» Exercise objective: Gather up every line from the entries below that uses the word "командного".

» Records to process:
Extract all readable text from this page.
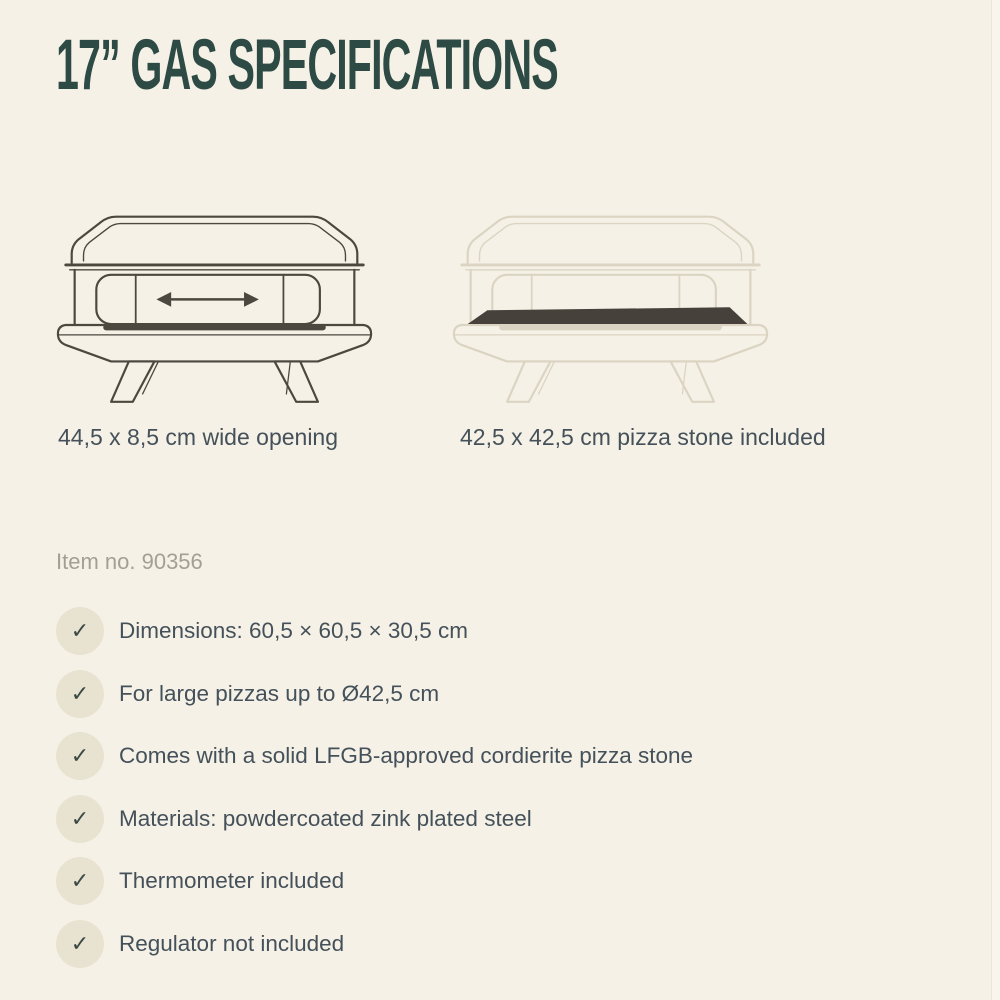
17” GAS SPECIFICATIONS
44,5 x 8,5 cm wide opening	42,5 x 42,5 cm pizza stone included

Item no. 90356

✓	Dimensions: 60,5 × 60,5 × 30,5 cm
✓	For large pizzas up to Ø42,5 cm
✓	Comes with a solid LFGB-approved cordierite pizza stone
✓	Materials: powdercoated zink plated steel
✓	Thermometer included
✓	Regulator not included
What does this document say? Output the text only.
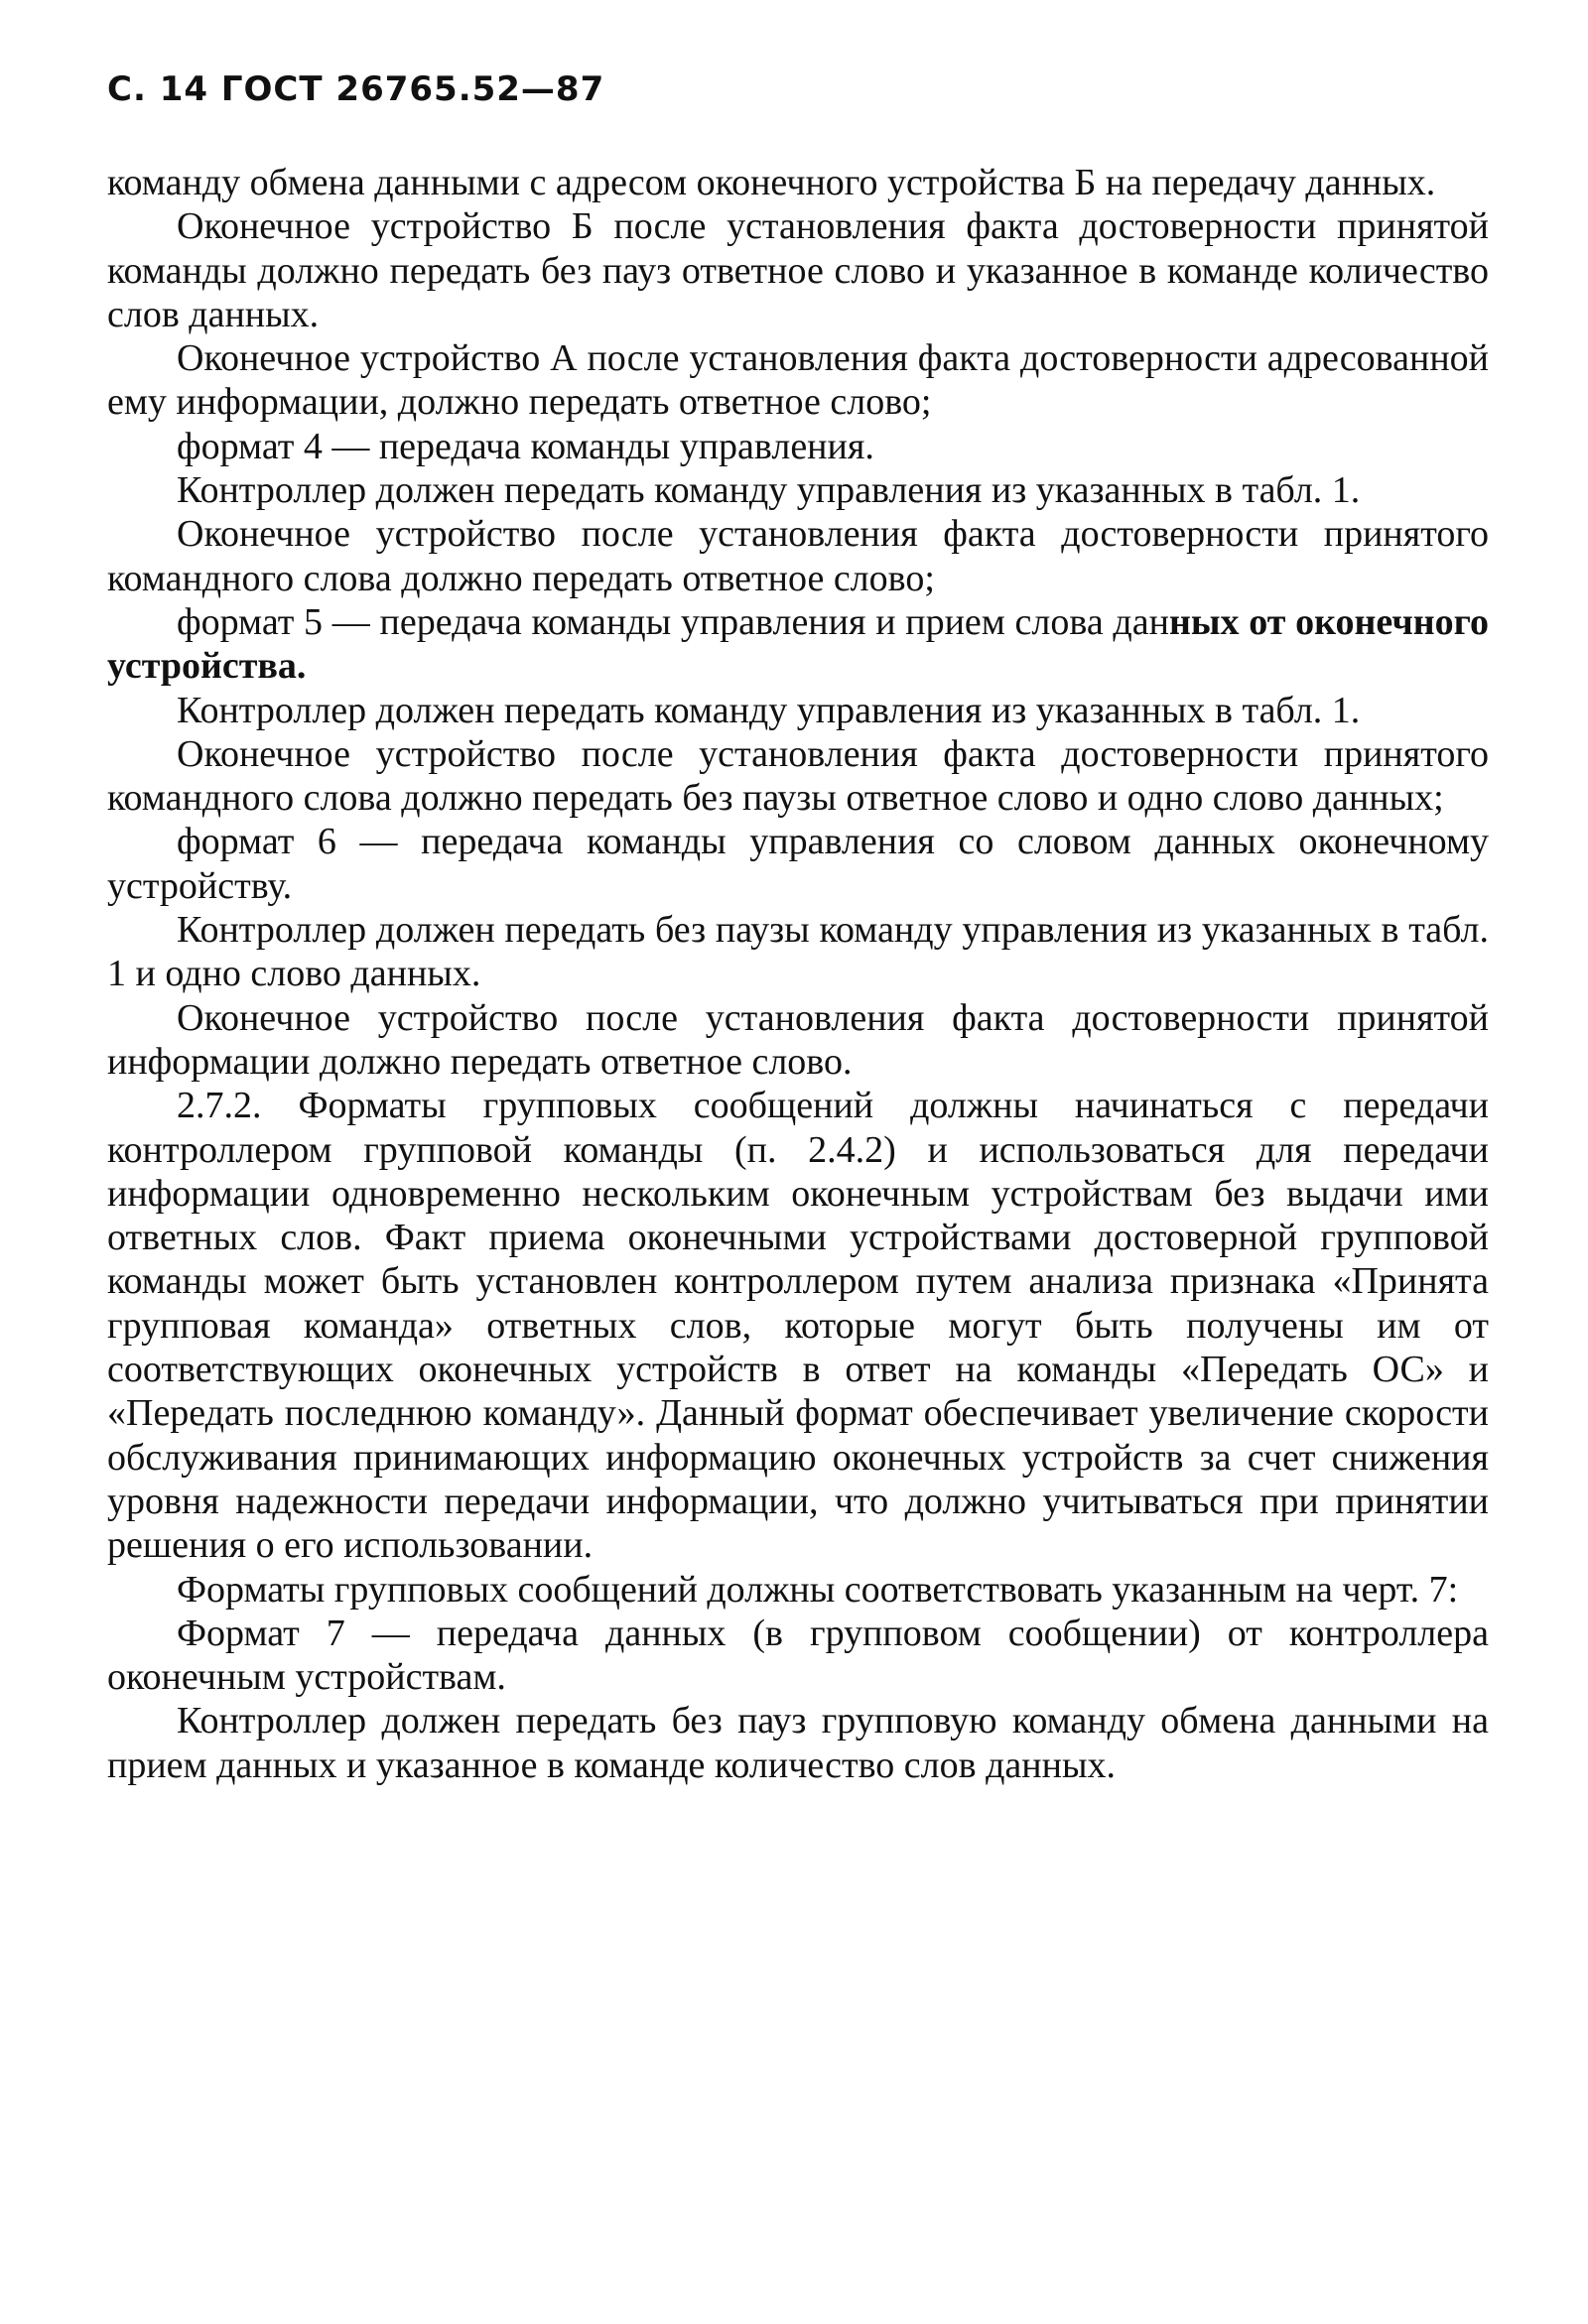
С. 14 ГОСТ 26765.52—87

команду обмена данными с адресом оконечного устройства Б на передачу данных.

Оконечное устройство Б после установления факта достоверности принятой команды должно передать без пауз ответное слово и указанное в команде количество слов данных.

Оконечное устройство А после установления факта достоверности адресованной ему информации, должно передать ответное слово;

формат 4 — передача команды управления.

Контроллер должен передать команду управления из указанных в табл. 1.

Оконечное устройство после установления факта достоверности принятого командного слова должно передать ответное слово;

формат 5 — передача команды управления и прием слова данных от оконечного устройства.

Контроллер должен передать команду управления из указанных в табл. 1.

Оконечное устройство после установления факта достоверности принятого командного слова должно передать без паузы ответное слово и одно слово данных;

формат 6 — передача команды управления со словом данных оконечному устройству.

Контроллер должен передать без паузы команду управления из указанных в табл. 1 и одно слово данных.

Оконечное устройство после установления факта достоверности принятой информации должно передать ответное слово.

2.7.2. Форматы групповых сообщений должны начинаться с передачи контроллером групповой команды (п. 2.4.2) и использоваться для передачи информации одновременно нескольким оконечным устройствам без выдачи ими ответных слов. Факт приема оконечными устройствами достоверной групповой команды может быть установлен контроллером путем анализа признака «Принята групповая команда» ответных слов, которые могут быть получены им от соответствующих оконечных устройств в ответ на команды «Передать ОС» и «Передать последнюю команду». Данный формат обеспечивает увеличение скорости обслуживания принимающих информацию оконечных устройств за счет снижения уровня надежности передачи информации, что должно учитываться при принятии решения о его использовании.

Форматы групповых сообщений должны соответствовать указанным на черт. 7:

Формат 7 — передача данных (в групповом сообщении) от контроллера оконечным устройствам.

Контроллер должен передать без пауз групповую команду обмена данными на прием данных и указанное в команде количество слов данных.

» Exercise result:
Оконечное устройство после установления факта достоверности принятого командного слова должно передать ответное слово;
Оконечное устройство после установления факта достоверности принятого командного слова должно передать без паузы ответное слово и одно слово данных;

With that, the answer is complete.